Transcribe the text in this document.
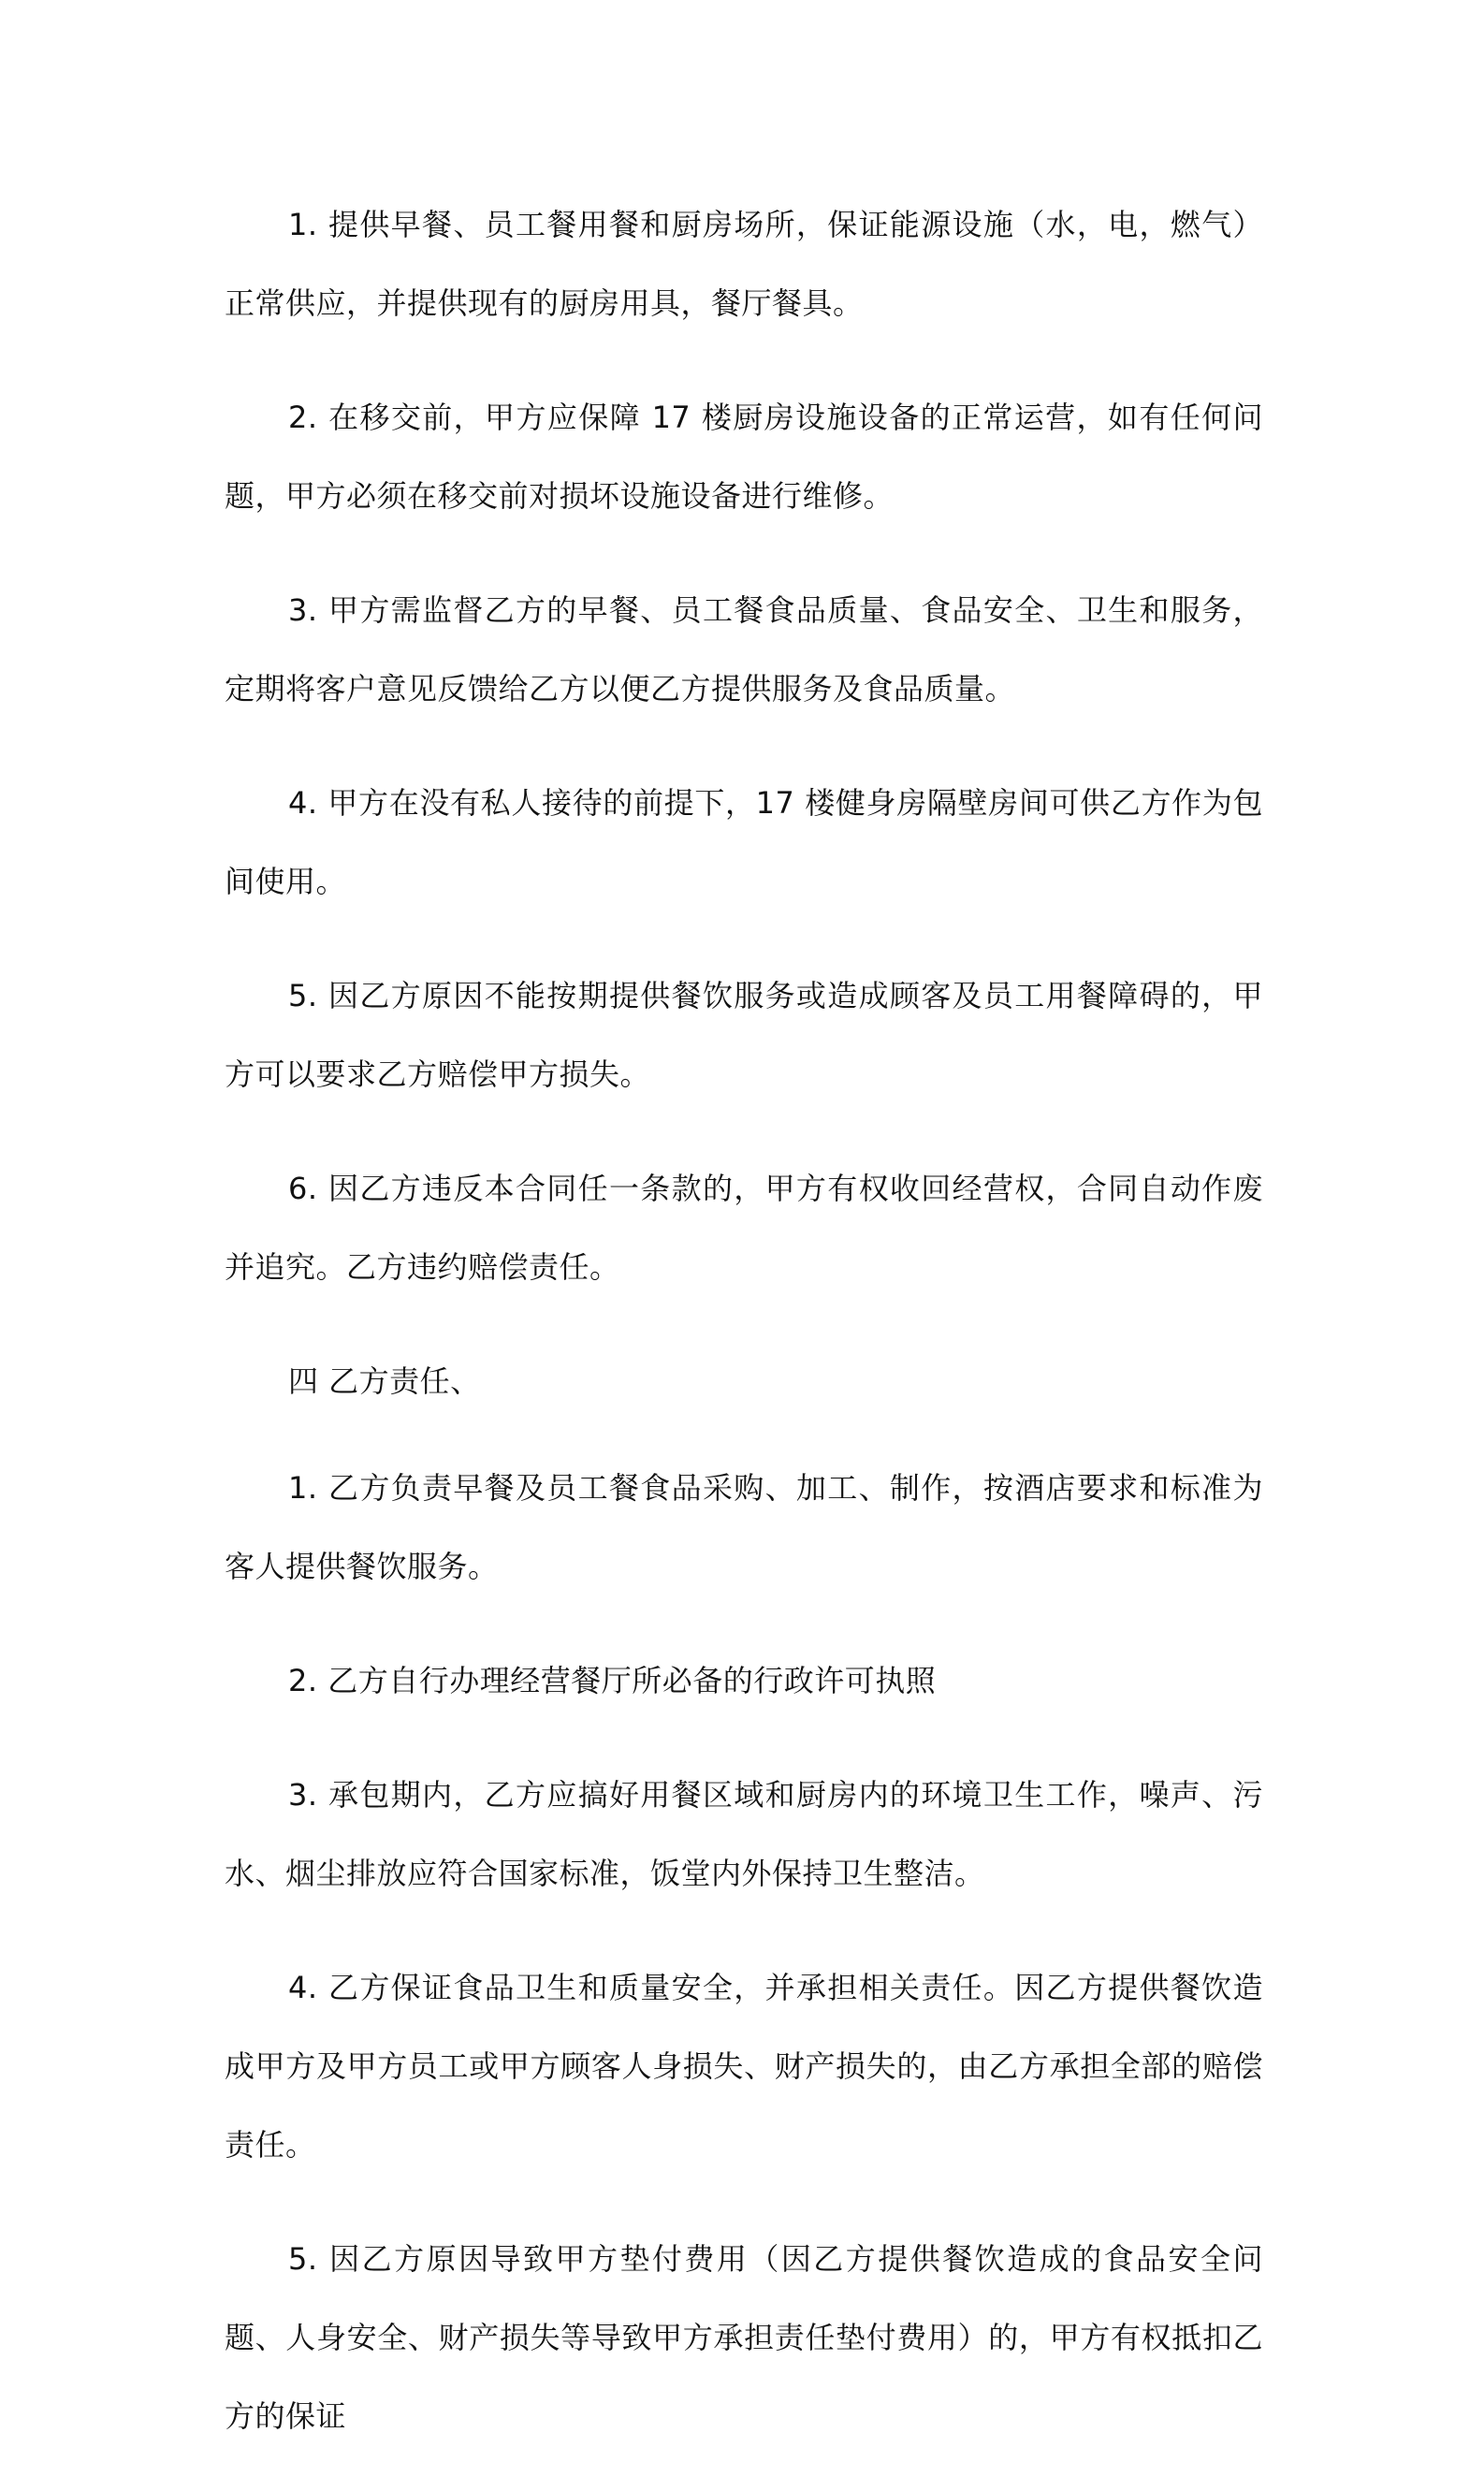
1. 提供早餐、员工餐用餐和厨房场所，保证能源设施（水，电，燃气）正常供应，并提供现有的厨房用具，餐厅餐具。

2. 在移交前，甲方应保障 17 楼厨房设施设备的正常运营，如有任何问题，甲方必须在移交前对损坏设施设备进行维修。

3. 甲方需监督乙方的早餐、员工餐食品质量、食品安全、卫生和服务，定期将客户意见反馈给乙方以便乙方提供服务及食品质量。

4. 甲方在没有私人接待的前提下，17 楼健身房隔壁房间可供乙方作为包间使用。

5. 因乙方原因不能按期提供餐饮服务或造成顾客及员工用餐障碍的，甲方可以要求乙方赔偿甲方损失。

6. 因乙方违反本合同任一条款的，甲方有权收回经营权，合同自动作废并追究。乙方违约赔偿责任。

四 乙方责任、

1. 乙方负责早餐及员工餐食品采购、加工、制作，按酒店要求和标准为客人提供餐饮服务。

2. 乙方自行办理经营餐厅所必备的行政许可执照

3. 承包期内，乙方应搞好用餐区域和厨房内的环境卫生工作，噪声、污水、烟尘排放应符合国家标准，饭堂内外保持卫生整洁。

4. 乙方保证食品卫生和质量安全，并承担相关责任。因乙方提供餐饮造成甲方及甲方员工或甲方顾客人身损失、财产损失的，由乙方承担全部的赔偿责任。

5. 因乙方原因导致甲方垫付费用（因乙方提供餐饮造成的食品安全问题、人身安全、财产损失等导致甲方承担责任垫付费用）的，甲方有权抵扣乙方的保证
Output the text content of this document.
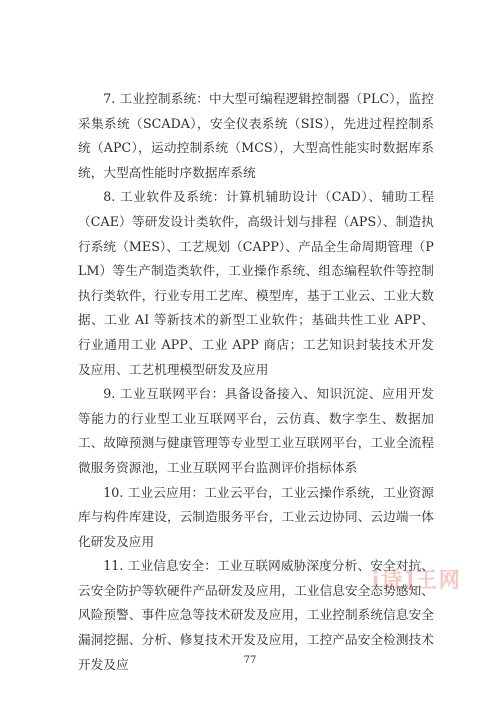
7. 工业控制系统：中大型可编程逻辑控制器（PLC），监控采集系统（SCADA），安全仪表系统（SIS），先进过程控制系统（APC），运动控制系统（MCS），大型高性能实时数据库系统，大型高性能时序数据库系统

8. 工业软件及系统：计算机辅助设计（CAD）、辅助工程（CAE）等研发设计类软件，高级计划与排程（APS）、制造执行系统（MES）、工艺规划（CAPP）、产品全生命周期管理（PLM）等生产制造类软件，工业操作系统、组态编程软件等控制执行类软件，行业专用工艺库、模型库，基于工业云、工业大数据、工业 AI 等新技术的新型工业软件；基础共性工业 APP、行业通用工业 APP、工业 APP 商店；工艺知识封装技术开发及应用、工艺机理模型研发及应用

9. 工业互联网平台：具备设备接入、知识沉淀、应用开发等能力的行业型工业互联网平台，云仿真、数字孪生、数据加工、故障预测与健康管理等专业型工业互联网平台，工业全流程微服务资源池，工业互联网平台监测评价指标体系

10. 工业云应用：工业云平台，工业云操作系统，工业资源库与构件库建设，云制造服务平台，工业云边协同、云边端一体化研发及应用

11. 工业信息安全：工业互联网威胁深度分析、安全对抗、云安全防护等软硬件产品研发及应用，工业信息安全态势感知、风险预警、事件应急等技术研发及应用，工业控制系统信息安全漏洞挖掘、分析、修复技术开发及应用，工控产品安全检测技术开发及应

i诗]王网
77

================================

▶ **Description of the task**: All entries must be written out again exactly as given, with no pictures in the copy.

▶ **Worked solution**:
Transcribe the text in this document.
1. 提供早餐、员工餐用餐和厨房场所，保证能源设施（水，电，燃气）正常供应，并提供现有的厨房用具，餐厅餐具。

2. 在移交前，甲方应保障 17 楼厨房设施设备的正常运营，如有任何问题，甲方必须在移交前对损坏设施设备进行维修。

3. 甲方需监督乙方的早餐、员工餐食品质量、食品安全、卫生和服务，定期将客户意见反馈给乙方以便乙方提供服务及食品质量。

4. 甲方在没有私人接待的前提下，17 楼健身房隔壁房间可供乙方作为包间使用。

5. 因乙方原因不能按期提供餐饮服务或造成顾客及员工用餐障碍的，甲方可以要求乙方赔偿甲方损失。

6. 因乙方违反本合同任一条款的，甲方有权收回经营权，合同自动作废并追究。乙方违约赔偿责任。

四 乙方责任、

1. 乙方负责早餐及员工餐食品采购、加工、制作，按酒店要求和标准为客人提供餐饮服务。

2. 乙方自行办理经营餐厅所必备的行政许可执照

3. 承包期内，乙方应搞好用餐区域和厨房内的环境卫生工作，噪声、污水、烟尘排放应符合国家标准，饭堂内外保持卫生整洁。

4. 乙方保证食品卫生和质量安全，并承担相关责任。因乙方提供餐饮造成甲方及甲方员工或甲方顾客人身损失、财产损失的，由乙方承担全部的赔偿责任。

5. 因乙方原因导致甲方垫付费用（因乙方提供餐饮造成的食品安全问题、人身安全、财产损失等导致甲方承担责任垫付费用）的，甲方有权抵扣乙方的保证
Output the text content of this document.
7. 工业控制系统：中大型可编程逻辑控制器（PLC），监控采集系统（SCADA），安全仪表系统（SIS），先进过程控制系统（APC），运动控制系统（MCS），大型高性能实时数据库系统，大型高性能时序数据库系统

8. 工业软件及系统：计算机辅助设计（CAD）、辅助工程（CAE）等研发设计类软件，高级计划与排程（APS）、制造执行系统（MES）、工艺规划（CAPP）、产品全生命周期管理（PLM）等生产制造类软件，工业操作系统、组态编程软件等控制执行类软件，行业专用工艺库、模型库，基于工业云、工业大数据、工业 AI 等新技术的新型工业软件；基础共性工业 APP、行业通用工业 APP、工业 APP 商店；工艺知识封装技术开发及应用、工艺机理模型研发及应用

9. 工业互联网平台：具备设备接入、知识沉淀、应用开发等能力的行业型工业互联网平台，云仿真、数字孪生、数据加工、故障预测与健康管理等专业型工业互联网平台，工业全流程微服务资源池，工业互联网平台监测评价指标体系

10. 工业云应用：工业云平台，工业云操作系统，工业资源库与构件库建设，云制造服务平台，工业云边协同、云边端一体化研发及应用

11. 工业信息安全：工业互联网威胁深度分析、安全对抗、云安全防护等软硬件产品研发及应用，工业信息安全态势感知、风险预警、事件应急等技术研发及应用，工业控制系统信息安全漏洞挖掘、分析、修复技术开发及应用，工控产品安全检测技术开发及应

i诗]王网
77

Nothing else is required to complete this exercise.